**THE TASK:**
Please write out all of the rows below word for word, leaving the pictures out of your answer.
— Start DATA SHOWN —
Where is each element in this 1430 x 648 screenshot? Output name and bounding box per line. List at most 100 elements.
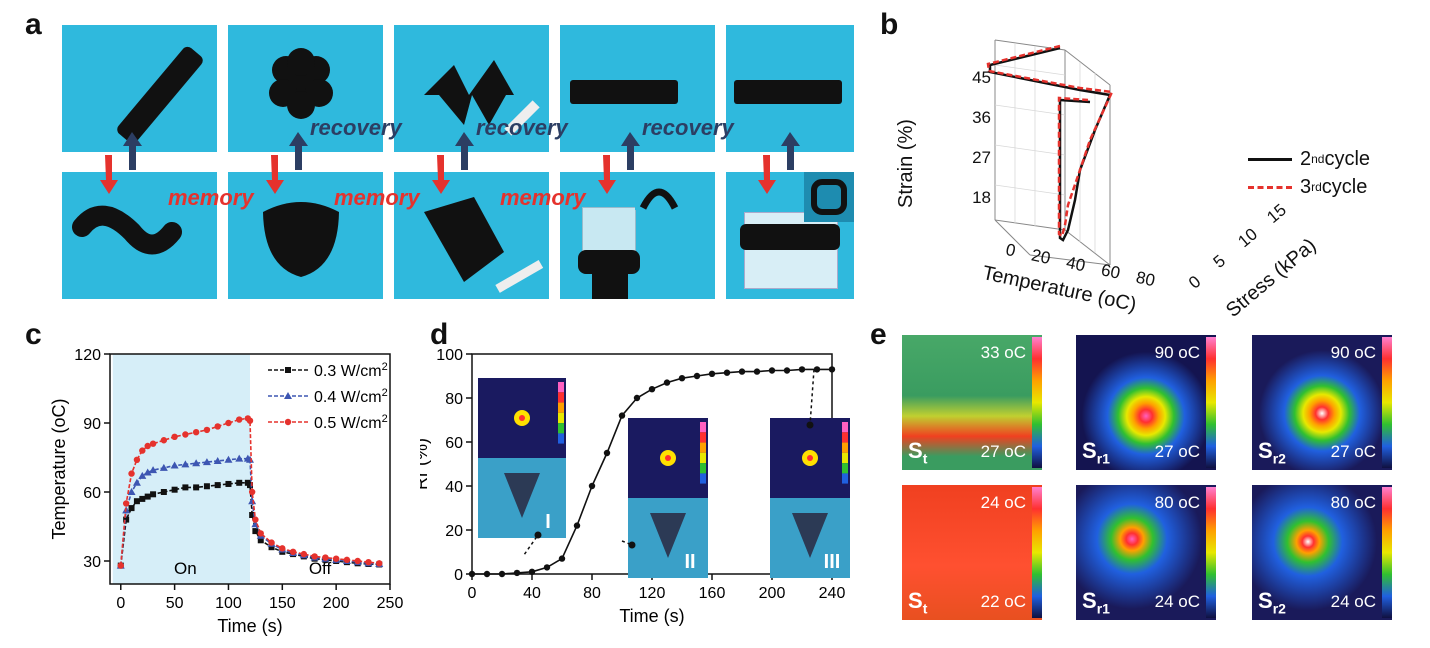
region-label-on: On <box>174 559 197 578</box>
data-point <box>122 500 130 507</box>
b-ztick: 15 <box>1263 200 1290 227</box>
connector-dot <box>806 421 814 429</box>
series-3rd-cycle-line <box>986 44 1114 239</box>
plot-frame <box>109 353 391 585</box>
b-ytick: 45 <box>972 68 991 87</box>
data-point <box>365 558 372 566</box>
b-xtick: 40 <box>1064 252 1088 276</box>
x-tick-label: 0 <box>116 595 125 612</box>
data-point <box>236 416 243 423</box>
min-temperature-label: 27 oC <box>980 442 1026 461</box>
data-point <box>633 394 641 402</box>
data-point <box>708 370 716 377</box>
recovery-label-3: recovery <box>642 115 734 140</box>
data-point <box>738 368 746 375</box>
b-ztick: 5 <box>1209 251 1230 272</box>
photo-strip-wrapped-box <box>726 172 854 299</box>
data-point <box>133 498 140 505</box>
data-point <box>123 516 130 523</box>
memory-arrow <box>432 155 450 194</box>
data-point <box>127 488 136 495</box>
data-point <box>252 516 259 523</box>
photo-butterfly-original <box>394 25 549 152</box>
inset-III: III <box>770 418 850 578</box>
x-tick-label: 50 <box>166 595 184 612</box>
data-point <box>663 379 671 386</box>
colorbar-band <box>558 423 564 434</box>
photo-strip-original-2 <box>726 25 854 152</box>
y-tick-label: 80 <box>445 391 463 408</box>
sample-label: St <box>908 437 928 466</box>
chart-b-3d <box>986 39 1114 266</box>
legend-label-5: 0.5 W/cm2 <box>314 413 388 432</box>
data-point <box>483 570 491 578</box>
memory-label-3: memory <box>500 185 586 210</box>
y-tick-label: 30 <box>83 554 101 571</box>
data-point <box>224 455 233 463</box>
data-point <box>332 555 340 562</box>
data-point <box>768 367 776 374</box>
min-temperature-label: 27 oC <box>1330 442 1376 461</box>
on-region <box>112 354 251 584</box>
data-point <box>468 570 476 578</box>
chart-d-recovery-ratio: 0 40 80 120 160 200 240 0 20 40 60 80 100 Time (s) Rr … <box>420 347 850 626</box>
chart-b-yticks: 45 36 27 18 <box>965 58 991 218</box>
chart-b-box <box>994 39 1111 266</box>
colorbar-band <box>842 463 848 474</box>
x-tick-label: 80 <box>583 585 601 602</box>
data-point <box>588 482 596 490</box>
photo-flower-deformed <box>228 172 383 299</box>
y-tick-label: 60 <box>83 485 101 502</box>
b-ztick: 0 <box>1185 271 1205 293</box>
colorbar-band <box>558 433 564 444</box>
colorbar <box>558 382 564 454</box>
data-point <box>247 482 253 489</box>
colorbar <box>1206 337 1216 468</box>
data-point <box>171 433 178 440</box>
memory-arrow <box>598 155 616 194</box>
data-point <box>246 417 254 424</box>
data-point <box>311 553 318 560</box>
memory-label-1: memory <box>168 185 254 210</box>
colorbar-band <box>558 382 564 393</box>
photo-butterfly-deformed <box>394 172 549 299</box>
roman-label: I <box>545 511 551 533</box>
colorbar-band <box>842 473 848 484</box>
max-temperature-label: 24 oC <box>980 493 1026 512</box>
data-point <box>376 560 383 567</box>
inset-loop <box>804 172 854 222</box>
hotspot-core <box>807 455 813 461</box>
data-point <box>343 556 351 564</box>
data-point <box>138 471 147 479</box>
b-xtick: 20 <box>1029 245 1053 268</box>
data-point <box>693 372 701 380</box>
data-point <box>813 366 821 373</box>
data-point <box>182 484 189 491</box>
data-point <box>225 480 232 487</box>
data-point <box>144 442 151 450</box>
data-point <box>160 437 168 444</box>
b-ytick: 18 <box>972 188 991 207</box>
max-temperature-label: 90 oC <box>1330 343 1376 362</box>
photo-rod-original <box>62 25 217 152</box>
min-temperature-label: 27 oC <box>1154 442 1200 461</box>
legend-marker <box>284 418 292 426</box>
panel-label-d: d <box>430 318 449 351</box>
data-point <box>236 479 243 486</box>
b-ytick: 27 <box>972 148 991 167</box>
chart-b-ylabel: Strain (%) <box>895 119 917 208</box>
data-point <box>798 366 806 373</box>
y-tick-label: 120 <box>74 347 101 364</box>
region-label-off: Off <box>309 559 332 578</box>
sample-label: St <box>908 587 928 616</box>
data-point <box>203 483 210 490</box>
data-point <box>214 423 221 430</box>
colorbar-band <box>700 422 706 433</box>
thermal-image-r1-c1: 33 oC 27 oC St <box>902 335 1042 470</box>
thermal-image-r1-c3: 90 oC 27 oC Sr2 <box>1252 335 1392 470</box>
sample-label: Sr1 <box>1082 437 1110 466</box>
data-point <box>225 419 232 427</box>
photo-strip-wrapped-bottle <box>560 172 715 299</box>
colorbar-band <box>700 432 706 443</box>
min-temperature-label: 24 oC <box>1154 592 1200 611</box>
— End DATA SHOWN —
**FINAL RESULT:**
Where is each element in this 1430 x 648 screenshot? Output name and bounding box per line. List at most 100 elements.
region-label-on: On <box>174 559 197 578</box>
data-point <box>122 500 130 507</box>
b-ztick: 15 <box>1263 200 1290 227</box>
connector-dot <box>806 421 814 429</box>
series-3rd-cycle-line <box>986 44 1114 239</box>
plot-frame <box>109 353 391 585</box>
b-ytick: 45 <box>972 68 991 87</box>
data-point <box>365 558 372 566</box>
b-xtick: 40 <box>1064 252 1088 276</box>
x-tick-label: 0 <box>116 595 125 612</box>
data-point <box>236 416 243 423</box>
min-temperature-label: 27 oC <box>980 442 1026 461</box>
data-point <box>633 394 641 402</box>
data-point <box>708 370 716 377</box>
recovery-label-3: recovery <box>642 115 734 140</box>
data-point <box>738 368 746 375</box>
b-ztick: 5 <box>1209 251 1230 272</box>
photo-strip-wrapped-box <box>726 172 854 299</box>
data-point <box>133 498 140 505</box>
data-point <box>123 516 130 523</box>
memory-arrow <box>432 155 450 194</box>
data-point <box>127 488 136 495</box>
data-point <box>252 516 259 523</box>
photo-butterfly-original <box>394 25 549 152</box>
inset-III: III <box>770 418 850 578</box>
x-tick-label: 50 <box>166 595 184 612</box>
data-point <box>663 379 671 386</box>
colorbar-band <box>558 423 564 434</box>
photo-strip-original-2 <box>726 25 854 152</box>
y-tick-label: 80 <box>445 391 463 408</box>
sample-label: St <box>908 437 928 466</box>
chart-b-3d <box>986 39 1114 266</box>
legend-label-5: 0.5 W/cm2 <box>314 413 388 432</box>
data-point <box>483 570 491 578</box>
memory-label-3: memory <box>500 185 586 210</box>
y-tick-label: 30 <box>83 554 101 571</box>
data-point <box>224 455 233 463</box>
data-point <box>332 555 340 562</box>
data-point <box>768 367 776 374</box>
min-temperature-label: 27 oC <box>1330 442 1376 461</box>
on-region <box>112 354 251 584</box>
data-point <box>468 570 476 578</box>
chart-d-recovery-ratio: 0 40 80 120 160 200 240 0 20 40 60 80 100 Time (s) Rr … <box>420 347 850 626</box>
chart-b-yticks: 45 36 27 18 <box>965 58 991 218</box>
chart-b-box <box>994 39 1111 266</box>
colorbar-band <box>842 463 848 474</box>
x-tick-label: 80 <box>583 585 601 602</box>
data-point <box>588 482 596 490</box>
photo-flower-deformed <box>228 172 383 299</box>
y-tick-label: 60 <box>83 485 101 502</box>
b-ztick: 0 <box>1185 271 1205 293</box>
colorbar-band <box>558 433 564 444</box>
colorbar <box>558 382 564 454</box>
data-point <box>247 482 253 489</box>
colorbar <box>1206 337 1216 468</box>
data-point <box>171 433 178 440</box>
memory-arrow <box>598 155 616 194</box>
data-point <box>246 417 254 424</box>
data-point <box>311 553 318 560</box>
memory-label-1: memory <box>168 185 254 210</box>
colorbar-band <box>558 382 564 393</box>
photo-butterfly-deformed <box>394 172 549 299</box>
roman-label: I <box>545 511 551 533</box>
colorbar-band <box>842 473 848 484</box>
max-temperature-label: 24 oC <box>980 493 1026 512</box>
data-point <box>376 560 383 567</box>
inset-loop <box>804 172 854 222</box>
hotspot-core <box>807 455 813 461</box>
data-point <box>343 556 351 564</box>
data-point <box>138 471 147 479</box>
b-xtick: 20 <box>1029 245 1053 268</box>
data-point <box>693 372 701 380</box>
data-point <box>813 366 821 373</box>
data-point <box>182 484 189 491</box>
data-point <box>225 480 232 487</box>
data-point <box>144 442 151 450</box>
data-point <box>160 437 168 444</box>
b-ytick: 18 <box>972 188 991 207</box>
max-temperature-label: 90 oC <box>1330 343 1376 362</box>
photo-rod-original <box>62 25 217 152</box>
min-temperature-label: 27 oC <box>1154 442 1200 461</box>
legend-marker <box>284 418 292 426</box>
panel-label-d: d <box>430 318 449 351</box>
data-point <box>236 479 243 486</box>
b-ytick: 27 <box>972 148 991 167</box>
chart-b-ylabel: Strain (%) <box>895 119 917 208</box>
data-point <box>798 366 806 373</box>
y-tick-label: 120 <box>74 347 101 364</box>
region-label-off: Off <box>309 559 332 578</box>
sample-label: St <box>908 587 928 616</box>
data-point <box>203 483 210 490</box>
data-point <box>214 423 221 430</box>
colorbar-band <box>700 422 706 433</box>
thermal-image-r1-c1: 33 oC 27 oC St <box>902 335 1042 470</box>
thermal-image-r1-c3: 90 oC 27 oC Sr2 <box>1252 335 1392 470</box>
sample-label: Sr1 <box>1082 437 1110 466</box>
data-point <box>225 419 232 427</box>
photo-strip-wrapped-bottle <box>560 172 715 299</box>
colorbar-band <box>700 432 706 443</box>
min-temperature-label: 24 oC <box>1154 592 1200 611</box>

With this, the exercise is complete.